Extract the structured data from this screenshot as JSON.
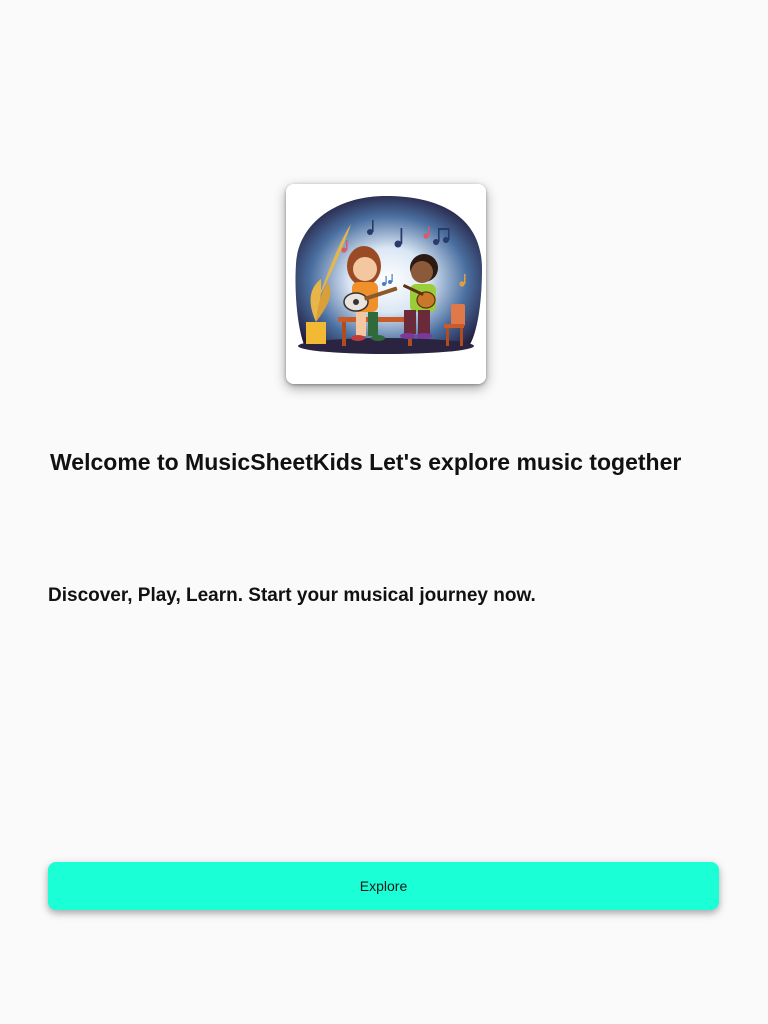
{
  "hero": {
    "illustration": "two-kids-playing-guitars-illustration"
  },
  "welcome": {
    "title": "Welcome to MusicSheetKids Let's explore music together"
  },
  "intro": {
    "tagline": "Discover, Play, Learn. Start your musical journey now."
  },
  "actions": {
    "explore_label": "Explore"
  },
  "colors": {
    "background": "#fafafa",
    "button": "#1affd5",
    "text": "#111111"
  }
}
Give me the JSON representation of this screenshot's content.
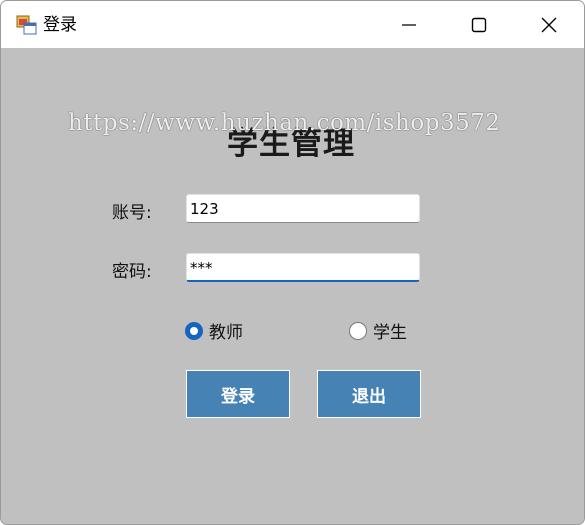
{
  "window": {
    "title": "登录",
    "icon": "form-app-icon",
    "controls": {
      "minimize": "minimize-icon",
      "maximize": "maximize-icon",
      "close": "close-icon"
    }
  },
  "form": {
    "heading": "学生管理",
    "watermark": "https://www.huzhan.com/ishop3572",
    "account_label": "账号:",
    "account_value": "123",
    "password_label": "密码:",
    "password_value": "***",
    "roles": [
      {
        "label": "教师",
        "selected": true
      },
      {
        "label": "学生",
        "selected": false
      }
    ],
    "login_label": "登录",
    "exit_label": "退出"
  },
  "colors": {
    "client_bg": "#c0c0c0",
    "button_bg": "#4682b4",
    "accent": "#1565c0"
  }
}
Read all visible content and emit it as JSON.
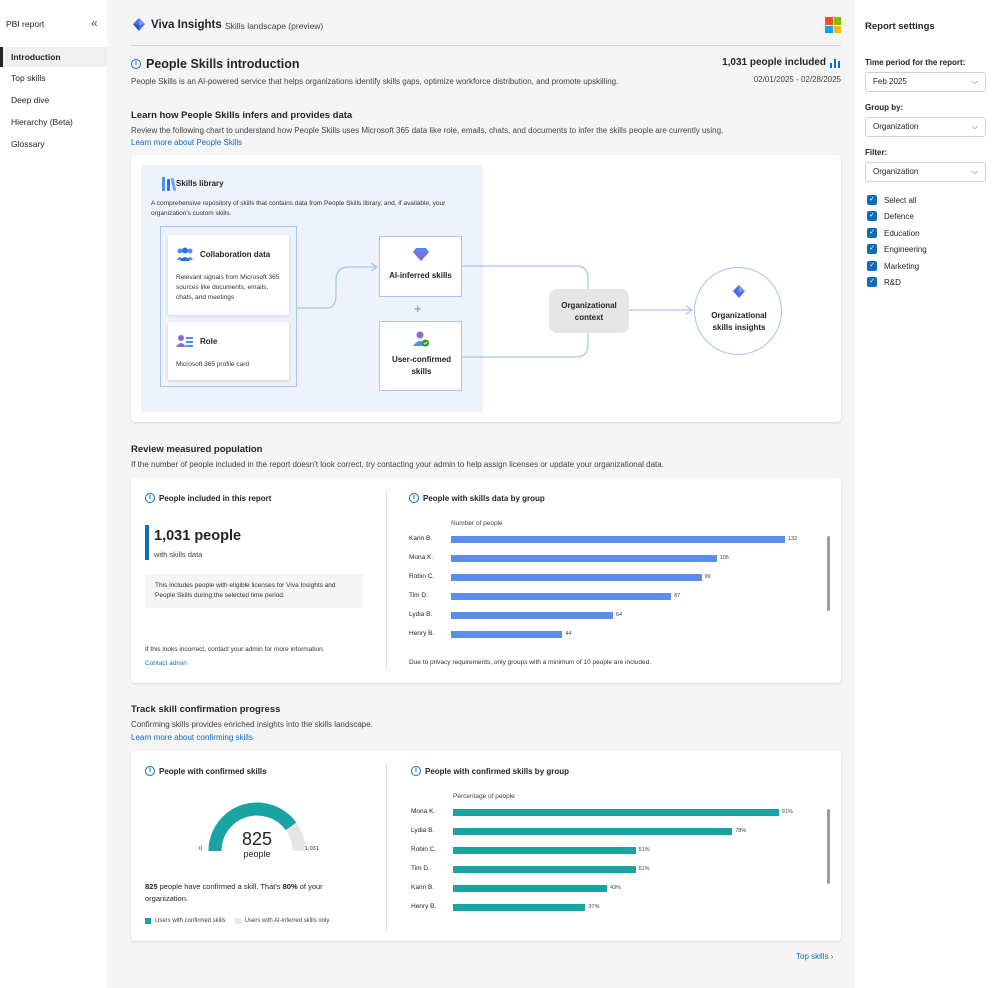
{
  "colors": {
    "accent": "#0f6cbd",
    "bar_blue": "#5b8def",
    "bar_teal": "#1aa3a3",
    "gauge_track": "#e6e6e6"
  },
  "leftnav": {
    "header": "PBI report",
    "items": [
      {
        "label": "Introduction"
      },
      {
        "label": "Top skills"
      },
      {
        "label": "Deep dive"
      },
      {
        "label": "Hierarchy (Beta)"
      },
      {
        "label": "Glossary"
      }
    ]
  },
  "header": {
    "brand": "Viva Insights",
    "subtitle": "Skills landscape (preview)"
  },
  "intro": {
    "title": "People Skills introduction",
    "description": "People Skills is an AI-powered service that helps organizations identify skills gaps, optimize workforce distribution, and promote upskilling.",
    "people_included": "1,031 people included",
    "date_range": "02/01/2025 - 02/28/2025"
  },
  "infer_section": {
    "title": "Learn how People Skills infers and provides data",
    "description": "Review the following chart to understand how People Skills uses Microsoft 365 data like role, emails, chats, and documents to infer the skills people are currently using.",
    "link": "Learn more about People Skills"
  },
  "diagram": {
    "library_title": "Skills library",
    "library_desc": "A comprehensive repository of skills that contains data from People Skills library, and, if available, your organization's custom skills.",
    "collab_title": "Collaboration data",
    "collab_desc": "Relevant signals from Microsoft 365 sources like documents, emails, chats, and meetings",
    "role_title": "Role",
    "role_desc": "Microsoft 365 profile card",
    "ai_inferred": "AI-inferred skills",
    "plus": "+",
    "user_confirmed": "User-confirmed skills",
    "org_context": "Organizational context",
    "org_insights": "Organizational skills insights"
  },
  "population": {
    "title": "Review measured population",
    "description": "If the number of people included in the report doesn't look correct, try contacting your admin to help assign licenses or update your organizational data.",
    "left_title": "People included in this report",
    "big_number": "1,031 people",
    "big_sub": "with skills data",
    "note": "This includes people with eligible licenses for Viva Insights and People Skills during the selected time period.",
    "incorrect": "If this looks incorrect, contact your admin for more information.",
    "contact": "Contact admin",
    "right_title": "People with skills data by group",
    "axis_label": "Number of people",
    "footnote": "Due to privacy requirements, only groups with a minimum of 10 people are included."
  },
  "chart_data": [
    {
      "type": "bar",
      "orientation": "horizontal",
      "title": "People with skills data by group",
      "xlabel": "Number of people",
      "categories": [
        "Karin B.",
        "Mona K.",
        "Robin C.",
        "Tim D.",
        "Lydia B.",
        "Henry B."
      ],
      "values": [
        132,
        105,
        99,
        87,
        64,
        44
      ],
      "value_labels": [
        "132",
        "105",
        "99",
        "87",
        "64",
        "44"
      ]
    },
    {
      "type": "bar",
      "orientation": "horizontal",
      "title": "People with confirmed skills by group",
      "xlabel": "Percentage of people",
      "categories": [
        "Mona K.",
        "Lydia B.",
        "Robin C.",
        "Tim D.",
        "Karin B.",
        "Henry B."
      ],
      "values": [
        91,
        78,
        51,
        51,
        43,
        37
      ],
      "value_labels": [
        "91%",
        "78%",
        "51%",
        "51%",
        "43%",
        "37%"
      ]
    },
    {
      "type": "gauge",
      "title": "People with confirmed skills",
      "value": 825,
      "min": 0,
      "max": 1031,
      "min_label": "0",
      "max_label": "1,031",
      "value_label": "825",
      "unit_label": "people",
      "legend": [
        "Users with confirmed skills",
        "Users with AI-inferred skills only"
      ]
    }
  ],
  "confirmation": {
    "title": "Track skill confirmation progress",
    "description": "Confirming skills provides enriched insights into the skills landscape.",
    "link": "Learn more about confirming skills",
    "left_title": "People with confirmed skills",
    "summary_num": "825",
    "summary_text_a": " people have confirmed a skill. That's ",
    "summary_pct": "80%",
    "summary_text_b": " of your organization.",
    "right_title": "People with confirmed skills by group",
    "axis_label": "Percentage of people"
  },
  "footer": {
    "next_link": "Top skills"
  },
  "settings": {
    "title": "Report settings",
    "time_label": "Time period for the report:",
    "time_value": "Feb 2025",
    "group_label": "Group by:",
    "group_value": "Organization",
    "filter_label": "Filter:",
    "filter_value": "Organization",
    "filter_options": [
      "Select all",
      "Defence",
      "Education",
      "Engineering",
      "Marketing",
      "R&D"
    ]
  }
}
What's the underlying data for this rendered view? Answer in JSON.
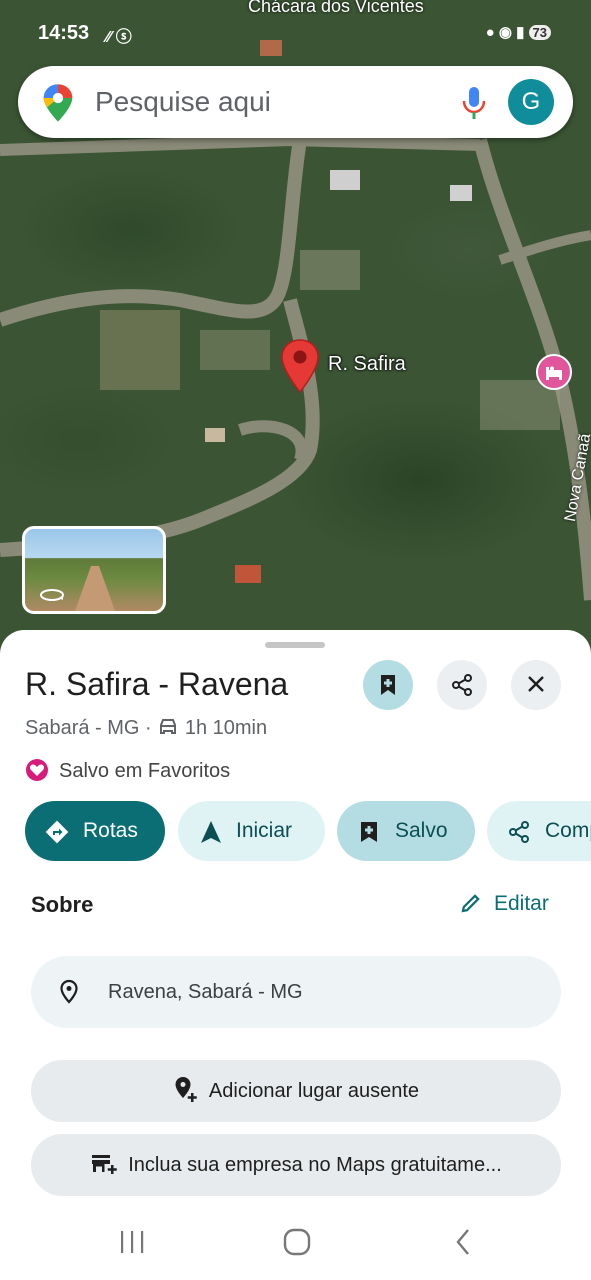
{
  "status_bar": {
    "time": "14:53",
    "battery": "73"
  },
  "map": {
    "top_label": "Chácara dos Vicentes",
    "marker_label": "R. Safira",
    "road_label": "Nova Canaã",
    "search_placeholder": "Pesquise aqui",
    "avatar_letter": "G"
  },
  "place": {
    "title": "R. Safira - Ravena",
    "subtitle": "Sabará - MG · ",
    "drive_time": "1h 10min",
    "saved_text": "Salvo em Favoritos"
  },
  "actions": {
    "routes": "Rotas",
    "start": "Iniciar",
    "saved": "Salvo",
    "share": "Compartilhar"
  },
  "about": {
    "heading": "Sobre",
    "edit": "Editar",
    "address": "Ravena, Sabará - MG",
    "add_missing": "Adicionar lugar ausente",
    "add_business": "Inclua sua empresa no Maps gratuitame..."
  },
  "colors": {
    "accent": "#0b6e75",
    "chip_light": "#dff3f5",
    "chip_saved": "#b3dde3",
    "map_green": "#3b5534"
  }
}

——————

Stated problem:
Every line that holds the string "only" should be returned.

Response to the task:
    "footnote": "Due to privacy requirements, only groups with a minimum of 10 people are included."
        "Users with AI-inferred skills only"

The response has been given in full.